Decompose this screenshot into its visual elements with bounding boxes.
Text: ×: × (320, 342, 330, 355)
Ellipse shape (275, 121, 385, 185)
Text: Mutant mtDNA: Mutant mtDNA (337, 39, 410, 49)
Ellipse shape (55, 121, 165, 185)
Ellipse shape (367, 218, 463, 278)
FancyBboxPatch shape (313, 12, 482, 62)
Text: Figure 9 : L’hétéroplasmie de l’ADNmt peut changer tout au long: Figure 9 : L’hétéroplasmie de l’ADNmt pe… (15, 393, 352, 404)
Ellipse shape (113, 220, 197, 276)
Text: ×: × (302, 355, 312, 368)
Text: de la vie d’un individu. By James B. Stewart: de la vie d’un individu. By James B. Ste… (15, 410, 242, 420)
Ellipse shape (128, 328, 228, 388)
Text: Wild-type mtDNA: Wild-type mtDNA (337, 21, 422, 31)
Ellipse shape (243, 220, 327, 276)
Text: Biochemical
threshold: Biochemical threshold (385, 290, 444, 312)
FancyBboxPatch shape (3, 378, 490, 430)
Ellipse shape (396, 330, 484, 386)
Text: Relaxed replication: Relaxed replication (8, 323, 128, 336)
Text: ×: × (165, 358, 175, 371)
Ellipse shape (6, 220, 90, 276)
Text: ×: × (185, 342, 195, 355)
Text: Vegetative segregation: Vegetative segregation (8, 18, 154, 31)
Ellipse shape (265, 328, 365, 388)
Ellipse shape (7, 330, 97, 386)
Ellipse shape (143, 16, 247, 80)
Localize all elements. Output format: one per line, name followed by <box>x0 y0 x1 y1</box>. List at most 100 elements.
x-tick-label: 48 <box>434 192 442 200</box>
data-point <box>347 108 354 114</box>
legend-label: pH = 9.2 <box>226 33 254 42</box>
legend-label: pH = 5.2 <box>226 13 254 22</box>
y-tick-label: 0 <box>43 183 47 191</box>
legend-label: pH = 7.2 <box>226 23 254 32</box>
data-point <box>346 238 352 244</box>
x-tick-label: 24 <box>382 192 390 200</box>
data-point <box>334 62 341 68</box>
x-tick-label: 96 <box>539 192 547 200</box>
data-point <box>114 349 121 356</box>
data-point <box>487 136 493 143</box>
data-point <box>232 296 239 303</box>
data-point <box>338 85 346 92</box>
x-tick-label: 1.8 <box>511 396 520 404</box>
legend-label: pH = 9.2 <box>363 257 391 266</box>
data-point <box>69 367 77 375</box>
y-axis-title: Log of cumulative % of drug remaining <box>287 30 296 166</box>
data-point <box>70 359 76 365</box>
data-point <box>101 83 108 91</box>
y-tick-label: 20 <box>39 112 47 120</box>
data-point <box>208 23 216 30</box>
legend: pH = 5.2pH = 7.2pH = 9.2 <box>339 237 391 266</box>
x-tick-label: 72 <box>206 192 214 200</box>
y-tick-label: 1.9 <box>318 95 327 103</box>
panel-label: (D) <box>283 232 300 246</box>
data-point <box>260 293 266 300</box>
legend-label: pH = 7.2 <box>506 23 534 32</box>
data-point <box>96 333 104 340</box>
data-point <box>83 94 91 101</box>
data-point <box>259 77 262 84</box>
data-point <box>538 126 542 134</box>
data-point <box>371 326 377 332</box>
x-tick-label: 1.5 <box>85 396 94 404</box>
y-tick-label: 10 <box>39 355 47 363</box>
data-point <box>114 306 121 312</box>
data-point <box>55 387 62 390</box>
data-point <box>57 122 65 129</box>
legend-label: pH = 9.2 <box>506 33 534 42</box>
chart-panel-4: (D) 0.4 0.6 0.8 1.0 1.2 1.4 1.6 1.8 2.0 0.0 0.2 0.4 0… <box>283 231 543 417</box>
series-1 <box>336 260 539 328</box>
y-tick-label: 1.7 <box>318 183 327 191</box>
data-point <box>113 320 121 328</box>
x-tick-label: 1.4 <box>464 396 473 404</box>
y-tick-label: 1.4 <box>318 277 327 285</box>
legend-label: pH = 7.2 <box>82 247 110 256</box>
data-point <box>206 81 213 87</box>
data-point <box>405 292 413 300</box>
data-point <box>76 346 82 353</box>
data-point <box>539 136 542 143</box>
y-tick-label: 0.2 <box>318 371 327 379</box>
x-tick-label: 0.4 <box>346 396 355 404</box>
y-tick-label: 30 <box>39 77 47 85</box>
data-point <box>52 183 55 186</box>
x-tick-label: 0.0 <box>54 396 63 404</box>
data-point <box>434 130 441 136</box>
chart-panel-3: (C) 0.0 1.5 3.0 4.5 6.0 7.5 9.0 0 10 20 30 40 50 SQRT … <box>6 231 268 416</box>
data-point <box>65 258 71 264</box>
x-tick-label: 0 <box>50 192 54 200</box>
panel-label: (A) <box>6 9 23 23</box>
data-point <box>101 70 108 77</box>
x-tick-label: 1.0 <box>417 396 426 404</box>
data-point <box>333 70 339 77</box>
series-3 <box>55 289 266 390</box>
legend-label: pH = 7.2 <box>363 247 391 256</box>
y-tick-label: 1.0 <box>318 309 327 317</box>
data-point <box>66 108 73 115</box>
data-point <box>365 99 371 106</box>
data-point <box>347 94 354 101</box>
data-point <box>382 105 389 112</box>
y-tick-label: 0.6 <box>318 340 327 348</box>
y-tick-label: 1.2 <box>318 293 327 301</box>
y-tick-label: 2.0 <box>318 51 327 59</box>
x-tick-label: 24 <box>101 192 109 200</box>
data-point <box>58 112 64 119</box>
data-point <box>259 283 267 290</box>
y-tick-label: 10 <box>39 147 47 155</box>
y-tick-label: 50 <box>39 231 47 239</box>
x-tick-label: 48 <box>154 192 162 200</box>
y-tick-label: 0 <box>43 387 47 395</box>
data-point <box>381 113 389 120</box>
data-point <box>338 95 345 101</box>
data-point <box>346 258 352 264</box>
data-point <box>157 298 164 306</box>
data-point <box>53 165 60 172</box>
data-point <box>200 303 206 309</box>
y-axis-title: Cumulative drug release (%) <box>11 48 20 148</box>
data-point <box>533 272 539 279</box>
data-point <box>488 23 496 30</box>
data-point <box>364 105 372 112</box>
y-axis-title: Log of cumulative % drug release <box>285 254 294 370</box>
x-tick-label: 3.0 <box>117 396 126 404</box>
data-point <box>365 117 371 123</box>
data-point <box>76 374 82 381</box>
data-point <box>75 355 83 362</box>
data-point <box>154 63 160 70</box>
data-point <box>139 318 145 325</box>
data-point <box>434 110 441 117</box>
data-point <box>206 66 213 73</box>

## Exercise
Copy out every row above line by line, changing nothing.

## Correct result
Decompose this screenshot into its visual elements with bounding boxes.
Text: ×: × (320, 342, 330, 355)
Ellipse shape (275, 121, 385, 185)
Text: Mutant mtDNA: Mutant mtDNA (337, 39, 410, 49)
Ellipse shape (55, 121, 165, 185)
Ellipse shape (367, 218, 463, 278)
FancyBboxPatch shape (313, 12, 482, 62)
Text: Figure 9 : L’hétéroplasmie de l’ADNmt peut changer tout au long: Figure 9 : L’hétéroplasmie de l’ADNmt pe… (15, 393, 352, 404)
Ellipse shape (113, 220, 197, 276)
Text: ×: × (302, 355, 312, 368)
Text: de la vie d’un individu. By James B. Stewart: de la vie d’un individu. By James B. Ste… (15, 410, 242, 420)
Ellipse shape (128, 328, 228, 388)
Text: Wild-type mtDNA: Wild-type mtDNA (337, 21, 422, 31)
Ellipse shape (243, 220, 327, 276)
Text: Biochemical
threshold: Biochemical threshold (385, 290, 444, 312)
FancyBboxPatch shape (3, 378, 490, 430)
Ellipse shape (396, 330, 484, 386)
Text: Relaxed replication: Relaxed replication (8, 323, 128, 336)
Text: ×: × (165, 358, 175, 371)
Ellipse shape (6, 220, 90, 276)
Text: ×: × (185, 342, 195, 355)
Text: Vegetative segregation: Vegetative segregation (8, 18, 154, 31)
Ellipse shape (265, 328, 365, 388)
Ellipse shape (7, 330, 97, 386)
Ellipse shape (143, 16, 247, 80)
Localize all elements. Output format: one per line, name followed by <box>x0 y0 x1 y1</box>. List at most 100 elements.
x-tick-label: 48 <box>434 192 442 200</box>
data-point <box>347 108 354 114</box>
legend-label: pH = 9.2 <box>226 33 254 42</box>
legend-label: pH = 5.2 <box>226 13 254 22</box>
y-tick-label: 0 <box>43 183 47 191</box>
legend-label: pH = 7.2 <box>226 23 254 32</box>
data-point <box>346 238 352 244</box>
x-tick-label: 24 <box>382 192 390 200</box>
data-point <box>334 62 341 68</box>
x-tick-label: 96 <box>539 192 547 200</box>
data-point <box>114 349 121 356</box>
data-point <box>487 136 493 143</box>
data-point <box>232 296 239 303</box>
data-point <box>338 85 346 92</box>
x-tick-label: 1.8 <box>511 396 520 404</box>
legend-label: pH = 9.2 <box>363 257 391 266</box>
data-point <box>69 367 77 375</box>
y-axis-title: Log of cumulative % of drug remaining <box>287 30 296 166</box>
data-point <box>70 359 76 365</box>
data-point <box>101 83 108 91</box>
y-tick-label: 20 <box>39 112 47 120</box>
data-point <box>208 23 216 30</box>
legend: pH = 5.2pH = 7.2pH = 9.2 <box>339 237 391 266</box>
x-tick-label: 72 <box>206 192 214 200</box>
y-tick-label: 1.9 <box>318 95 327 103</box>
panel-label: (D) <box>283 232 300 246</box>
data-point <box>260 293 266 300</box>
legend-label: pH = 7.2 <box>506 23 534 32</box>
data-point <box>96 333 104 340</box>
data-point <box>83 94 91 101</box>
data-point <box>259 77 262 84</box>
data-point <box>538 126 542 134</box>
data-point <box>371 326 377 332</box>
x-tick-label: 1.5 <box>85 396 94 404</box>
y-tick-label: 10 <box>39 355 47 363</box>
data-point <box>114 306 121 312</box>
data-point <box>55 387 62 390</box>
data-point <box>57 122 65 129</box>
legend-label: pH = 9.2 <box>506 33 534 42</box>
chart-panel-4: (D) 0.4 0.6 0.8 1.0 1.2 1.4 1.6 1.8 2.0 0.0 0.2 0.4 0… <box>283 231 543 417</box>
series-1 <box>336 260 539 328</box>
y-tick-label: 1.7 <box>318 183 327 191</box>
data-point <box>113 320 121 328</box>
x-tick-label: 1.4 <box>464 396 473 404</box>
y-tick-label: 1.4 <box>318 277 327 285</box>
legend-label: pH = 7.2 <box>82 247 110 256</box>
data-point <box>206 81 213 87</box>
data-point <box>405 292 413 300</box>
data-point <box>76 346 82 353</box>
data-point <box>539 136 542 143</box>
y-tick-label: 0.2 <box>318 371 327 379</box>
x-tick-label: 0.4 <box>346 396 355 404</box>
y-tick-label: 30 <box>39 77 47 85</box>
data-point <box>52 183 55 186</box>
x-tick-label: 0.0 <box>54 396 63 404</box>
data-point <box>434 130 441 136</box>
chart-panel-3: (C) 0.0 1.5 3.0 4.5 6.0 7.5 9.0 0 10 20 30 40 50 SQRT … <box>6 231 268 416</box>
data-point <box>65 258 71 264</box>
x-tick-label: 0 <box>50 192 54 200</box>
panel-label: (A) <box>6 9 23 23</box>
data-point <box>101 70 108 77</box>
x-tick-label: 1.0 <box>417 396 426 404</box>
data-point <box>333 70 339 77</box>
series-3 <box>55 289 266 390</box>
legend-label: pH = 7.2 <box>363 247 391 256</box>
y-tick-label: 1.0 <box>318 309 327 317</box>
data-point <box>66 108 73 115</box>
data-point <box>365 99 371 106</box>
data-point <box>347 94 354 101</box>
data-point <box>382 105 389 112</box>
y-tick-label: 0.6 <box>318 340 327 348</box>
y-tick-label: 1.2 <box>318 293 327 301</box>
y-tick-label: 2.0 <box>318 51 327 59</box>
x-tick-label: 24 <box>101 192 109 200</box>
data-point <box>58 112 64 119</box>
data-point <box>259 283 267 290</box>
y-tick-label: 10 <box>39 147 47 155</box>
y-tick-label: 50 <box>39 231 47 239</box>
x-tick-label: 48 <box>154 192 162 200</box>
y-tick-label: 0 <box>43 387 47 395</box>
data-point <box>381 113 389 120</box>
data-point <box>338 95 345 101</box>
data-point <box>346 258 352 264</box>
data-point <box>157 298 164 306</box>
data-point <box>53 165 60 172</box>
data-point <box>200 303 206 309</box>
y-axis-title: Cumulative drug release (%) <box>11 48 20 148</box>
data-point <box>533 272 539 279</box>
data-point <box>488 23 496 30</box>
data-point <box>364 105 372 112</box>
y-axis-title: Log of cumulative % drug release <box>285 254 294 370</box>
x-tick-label: 3.0 <box>117 396 126 404</box>
data-point <box>365 117 371 123</box>
data-point <box>76 374 82 381</box>
data-point <box>75 355 83 362</box>
data-point <box>154 63 160 70</box>
data-point <box>139 318 145 325</box>
data-point <box>434 110 441 117</box>
data-point <box>206 66 213 73</box>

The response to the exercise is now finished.